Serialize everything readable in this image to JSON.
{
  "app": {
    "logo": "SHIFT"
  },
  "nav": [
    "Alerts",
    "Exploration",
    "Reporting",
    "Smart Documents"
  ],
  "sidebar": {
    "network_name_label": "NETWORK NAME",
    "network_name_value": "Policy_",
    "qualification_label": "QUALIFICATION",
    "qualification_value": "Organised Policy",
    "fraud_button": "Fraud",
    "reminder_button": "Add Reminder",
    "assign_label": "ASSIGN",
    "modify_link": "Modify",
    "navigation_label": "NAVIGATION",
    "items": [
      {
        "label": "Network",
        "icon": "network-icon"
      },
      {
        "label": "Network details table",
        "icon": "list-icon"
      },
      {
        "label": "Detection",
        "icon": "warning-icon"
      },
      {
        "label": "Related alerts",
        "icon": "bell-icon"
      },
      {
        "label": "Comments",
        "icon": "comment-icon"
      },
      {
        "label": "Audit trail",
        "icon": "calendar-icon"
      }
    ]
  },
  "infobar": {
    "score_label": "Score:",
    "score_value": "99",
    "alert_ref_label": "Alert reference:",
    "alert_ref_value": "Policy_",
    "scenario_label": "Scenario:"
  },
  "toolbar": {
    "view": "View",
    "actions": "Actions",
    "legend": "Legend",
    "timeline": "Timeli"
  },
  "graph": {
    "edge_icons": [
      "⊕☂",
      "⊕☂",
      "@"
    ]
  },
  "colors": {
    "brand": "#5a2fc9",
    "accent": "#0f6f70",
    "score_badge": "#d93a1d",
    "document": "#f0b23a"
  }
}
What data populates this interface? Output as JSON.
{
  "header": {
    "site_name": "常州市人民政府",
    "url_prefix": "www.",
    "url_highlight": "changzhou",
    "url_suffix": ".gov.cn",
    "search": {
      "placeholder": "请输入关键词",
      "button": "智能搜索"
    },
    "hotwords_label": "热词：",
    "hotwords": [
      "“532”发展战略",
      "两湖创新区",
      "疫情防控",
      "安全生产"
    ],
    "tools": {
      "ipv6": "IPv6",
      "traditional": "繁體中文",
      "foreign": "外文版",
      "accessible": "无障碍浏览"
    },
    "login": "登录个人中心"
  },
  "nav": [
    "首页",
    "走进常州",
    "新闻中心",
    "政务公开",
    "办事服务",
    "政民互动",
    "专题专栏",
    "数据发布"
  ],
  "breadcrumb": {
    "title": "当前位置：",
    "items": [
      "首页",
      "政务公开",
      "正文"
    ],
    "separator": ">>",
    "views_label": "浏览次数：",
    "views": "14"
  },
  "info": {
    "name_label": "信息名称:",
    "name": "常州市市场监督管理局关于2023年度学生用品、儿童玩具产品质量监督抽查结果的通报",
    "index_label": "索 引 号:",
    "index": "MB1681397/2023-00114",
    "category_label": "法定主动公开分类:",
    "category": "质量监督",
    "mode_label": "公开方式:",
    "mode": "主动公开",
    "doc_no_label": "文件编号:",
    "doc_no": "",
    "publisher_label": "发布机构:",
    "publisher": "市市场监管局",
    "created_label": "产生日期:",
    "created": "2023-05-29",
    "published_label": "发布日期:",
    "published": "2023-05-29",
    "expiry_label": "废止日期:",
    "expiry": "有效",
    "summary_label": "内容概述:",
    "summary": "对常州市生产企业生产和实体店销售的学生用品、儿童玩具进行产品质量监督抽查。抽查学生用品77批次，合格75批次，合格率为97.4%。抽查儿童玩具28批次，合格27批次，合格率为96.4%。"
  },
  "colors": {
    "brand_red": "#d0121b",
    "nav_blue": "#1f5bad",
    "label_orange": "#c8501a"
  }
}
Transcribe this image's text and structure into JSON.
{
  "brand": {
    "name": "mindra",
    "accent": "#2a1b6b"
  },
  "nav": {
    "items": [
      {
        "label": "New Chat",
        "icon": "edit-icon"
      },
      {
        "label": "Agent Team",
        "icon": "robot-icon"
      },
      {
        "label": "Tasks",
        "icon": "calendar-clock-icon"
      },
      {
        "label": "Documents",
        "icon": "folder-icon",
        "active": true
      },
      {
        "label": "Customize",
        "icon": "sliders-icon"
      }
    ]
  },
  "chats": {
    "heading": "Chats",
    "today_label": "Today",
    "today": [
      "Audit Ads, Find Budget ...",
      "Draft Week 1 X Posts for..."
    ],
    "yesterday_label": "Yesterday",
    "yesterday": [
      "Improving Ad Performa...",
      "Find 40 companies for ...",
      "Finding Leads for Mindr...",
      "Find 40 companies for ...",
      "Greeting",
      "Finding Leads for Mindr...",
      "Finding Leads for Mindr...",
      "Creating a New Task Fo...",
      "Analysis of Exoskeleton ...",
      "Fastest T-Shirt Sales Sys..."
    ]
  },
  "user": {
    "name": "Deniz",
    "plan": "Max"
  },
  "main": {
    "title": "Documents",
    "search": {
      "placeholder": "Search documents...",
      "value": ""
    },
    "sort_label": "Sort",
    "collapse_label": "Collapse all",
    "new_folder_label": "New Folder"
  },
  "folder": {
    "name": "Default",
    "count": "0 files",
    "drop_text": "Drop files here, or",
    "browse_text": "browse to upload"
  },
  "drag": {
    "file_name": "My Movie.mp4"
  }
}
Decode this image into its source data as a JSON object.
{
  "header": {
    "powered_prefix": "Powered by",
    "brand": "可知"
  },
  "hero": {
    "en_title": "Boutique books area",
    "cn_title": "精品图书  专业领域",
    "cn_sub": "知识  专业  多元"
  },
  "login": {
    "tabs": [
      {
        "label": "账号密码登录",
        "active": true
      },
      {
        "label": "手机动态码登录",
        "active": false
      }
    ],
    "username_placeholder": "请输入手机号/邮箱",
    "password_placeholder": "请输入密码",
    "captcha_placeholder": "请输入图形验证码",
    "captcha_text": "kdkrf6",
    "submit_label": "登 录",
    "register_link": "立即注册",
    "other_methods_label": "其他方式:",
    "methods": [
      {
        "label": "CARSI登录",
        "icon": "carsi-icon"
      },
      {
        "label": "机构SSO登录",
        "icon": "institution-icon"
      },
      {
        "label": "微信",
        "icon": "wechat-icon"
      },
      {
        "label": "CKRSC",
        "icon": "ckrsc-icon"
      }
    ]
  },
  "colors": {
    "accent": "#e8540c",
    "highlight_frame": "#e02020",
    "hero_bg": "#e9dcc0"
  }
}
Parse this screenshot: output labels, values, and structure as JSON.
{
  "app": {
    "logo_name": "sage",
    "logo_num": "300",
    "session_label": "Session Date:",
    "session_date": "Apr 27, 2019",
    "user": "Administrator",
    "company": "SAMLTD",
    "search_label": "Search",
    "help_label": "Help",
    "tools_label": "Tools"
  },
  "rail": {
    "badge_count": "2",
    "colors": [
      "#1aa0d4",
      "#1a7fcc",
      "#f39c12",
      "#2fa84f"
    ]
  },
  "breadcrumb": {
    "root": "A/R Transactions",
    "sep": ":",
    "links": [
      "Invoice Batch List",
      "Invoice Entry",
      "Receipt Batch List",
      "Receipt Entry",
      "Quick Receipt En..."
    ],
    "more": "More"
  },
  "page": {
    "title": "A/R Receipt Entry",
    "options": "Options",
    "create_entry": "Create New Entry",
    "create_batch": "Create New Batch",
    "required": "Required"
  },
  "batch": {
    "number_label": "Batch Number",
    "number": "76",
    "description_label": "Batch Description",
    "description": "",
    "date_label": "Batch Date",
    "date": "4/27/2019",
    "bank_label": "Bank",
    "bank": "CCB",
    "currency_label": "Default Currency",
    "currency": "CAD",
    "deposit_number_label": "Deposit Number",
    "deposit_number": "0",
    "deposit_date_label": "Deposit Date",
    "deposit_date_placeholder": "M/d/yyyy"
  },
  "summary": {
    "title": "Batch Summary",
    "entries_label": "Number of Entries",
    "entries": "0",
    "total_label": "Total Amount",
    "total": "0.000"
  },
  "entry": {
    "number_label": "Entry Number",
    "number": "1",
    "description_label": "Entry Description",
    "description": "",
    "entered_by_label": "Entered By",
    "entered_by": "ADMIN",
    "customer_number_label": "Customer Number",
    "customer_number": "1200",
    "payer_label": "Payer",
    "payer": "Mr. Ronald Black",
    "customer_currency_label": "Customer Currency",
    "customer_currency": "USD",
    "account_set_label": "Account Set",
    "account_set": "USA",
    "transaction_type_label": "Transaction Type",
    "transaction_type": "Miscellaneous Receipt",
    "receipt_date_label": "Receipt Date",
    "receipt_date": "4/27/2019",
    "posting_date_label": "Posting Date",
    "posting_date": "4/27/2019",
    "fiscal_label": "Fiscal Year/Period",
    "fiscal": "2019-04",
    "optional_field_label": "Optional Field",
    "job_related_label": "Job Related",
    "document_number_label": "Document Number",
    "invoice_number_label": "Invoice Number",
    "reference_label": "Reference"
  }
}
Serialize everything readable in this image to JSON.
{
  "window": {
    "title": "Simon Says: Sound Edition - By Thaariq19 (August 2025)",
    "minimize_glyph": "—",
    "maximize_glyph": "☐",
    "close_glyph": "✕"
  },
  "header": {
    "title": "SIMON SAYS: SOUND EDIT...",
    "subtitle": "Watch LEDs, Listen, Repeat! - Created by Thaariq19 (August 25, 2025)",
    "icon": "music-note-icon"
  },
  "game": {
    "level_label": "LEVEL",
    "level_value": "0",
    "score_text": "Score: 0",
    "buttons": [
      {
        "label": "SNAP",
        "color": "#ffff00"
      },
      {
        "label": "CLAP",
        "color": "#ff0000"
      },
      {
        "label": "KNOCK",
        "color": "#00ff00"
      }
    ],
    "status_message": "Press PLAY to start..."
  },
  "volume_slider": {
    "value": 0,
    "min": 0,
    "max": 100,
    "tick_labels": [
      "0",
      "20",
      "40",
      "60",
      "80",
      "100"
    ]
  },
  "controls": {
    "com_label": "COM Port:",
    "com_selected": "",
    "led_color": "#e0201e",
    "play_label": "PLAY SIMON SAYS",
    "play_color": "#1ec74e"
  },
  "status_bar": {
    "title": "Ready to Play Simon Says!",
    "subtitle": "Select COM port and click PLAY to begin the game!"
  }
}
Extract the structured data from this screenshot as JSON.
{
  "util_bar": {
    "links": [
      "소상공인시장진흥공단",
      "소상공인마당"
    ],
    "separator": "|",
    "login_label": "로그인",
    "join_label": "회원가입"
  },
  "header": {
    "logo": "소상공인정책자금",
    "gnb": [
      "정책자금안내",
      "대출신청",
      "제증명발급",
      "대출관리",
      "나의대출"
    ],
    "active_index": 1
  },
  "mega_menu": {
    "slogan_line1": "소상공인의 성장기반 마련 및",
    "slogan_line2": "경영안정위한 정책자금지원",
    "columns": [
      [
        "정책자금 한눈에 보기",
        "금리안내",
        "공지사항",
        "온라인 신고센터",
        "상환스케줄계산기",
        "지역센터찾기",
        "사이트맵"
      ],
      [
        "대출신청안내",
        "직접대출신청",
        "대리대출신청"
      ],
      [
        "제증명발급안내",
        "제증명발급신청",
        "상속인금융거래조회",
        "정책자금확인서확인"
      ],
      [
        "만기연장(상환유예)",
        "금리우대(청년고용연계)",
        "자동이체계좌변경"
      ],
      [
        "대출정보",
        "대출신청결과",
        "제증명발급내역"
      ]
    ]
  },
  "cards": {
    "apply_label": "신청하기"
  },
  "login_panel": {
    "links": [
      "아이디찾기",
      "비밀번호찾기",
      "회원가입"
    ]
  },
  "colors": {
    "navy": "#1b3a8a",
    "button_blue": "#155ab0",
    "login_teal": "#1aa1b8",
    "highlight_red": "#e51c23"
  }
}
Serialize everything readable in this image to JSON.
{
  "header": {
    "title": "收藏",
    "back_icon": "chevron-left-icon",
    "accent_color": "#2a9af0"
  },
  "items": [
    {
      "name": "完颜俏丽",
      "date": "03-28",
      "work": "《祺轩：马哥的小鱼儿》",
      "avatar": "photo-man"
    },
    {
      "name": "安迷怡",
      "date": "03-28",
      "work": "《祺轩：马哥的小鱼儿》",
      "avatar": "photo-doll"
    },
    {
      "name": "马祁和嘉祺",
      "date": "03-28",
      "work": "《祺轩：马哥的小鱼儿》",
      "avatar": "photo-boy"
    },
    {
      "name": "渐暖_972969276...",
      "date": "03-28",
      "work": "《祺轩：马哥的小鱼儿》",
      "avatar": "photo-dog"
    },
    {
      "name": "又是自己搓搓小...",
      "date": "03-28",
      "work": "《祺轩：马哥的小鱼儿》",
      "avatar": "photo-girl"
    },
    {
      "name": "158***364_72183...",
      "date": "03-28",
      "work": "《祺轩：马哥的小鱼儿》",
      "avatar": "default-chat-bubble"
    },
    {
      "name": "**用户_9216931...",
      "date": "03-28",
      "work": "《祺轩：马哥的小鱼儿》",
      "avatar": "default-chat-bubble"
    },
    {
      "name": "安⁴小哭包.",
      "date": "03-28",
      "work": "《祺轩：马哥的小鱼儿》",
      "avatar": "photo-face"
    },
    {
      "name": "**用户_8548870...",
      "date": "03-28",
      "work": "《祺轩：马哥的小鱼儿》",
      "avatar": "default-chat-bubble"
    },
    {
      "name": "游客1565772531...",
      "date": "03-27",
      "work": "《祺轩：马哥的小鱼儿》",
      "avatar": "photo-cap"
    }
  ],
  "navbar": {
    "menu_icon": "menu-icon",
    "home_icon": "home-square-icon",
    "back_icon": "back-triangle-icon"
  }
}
--
> Exercise objective
Pick out and copy the lines of the entries that hold the string "JSON".

> Solution to this problem
Serialize everything readable in this image to JSON.
What data populates this interface? Output as JSON.
Transcribe this image's text and structure into JSON.
Decode this image into its source data as a JSON object.
Parse this screenshot: output labels, values, and structure as JSON.
Serialize everything readable in this image to JSON.
Extract the structured data from this screenshot as JSON.
Serialize everything readable in this image to JSON.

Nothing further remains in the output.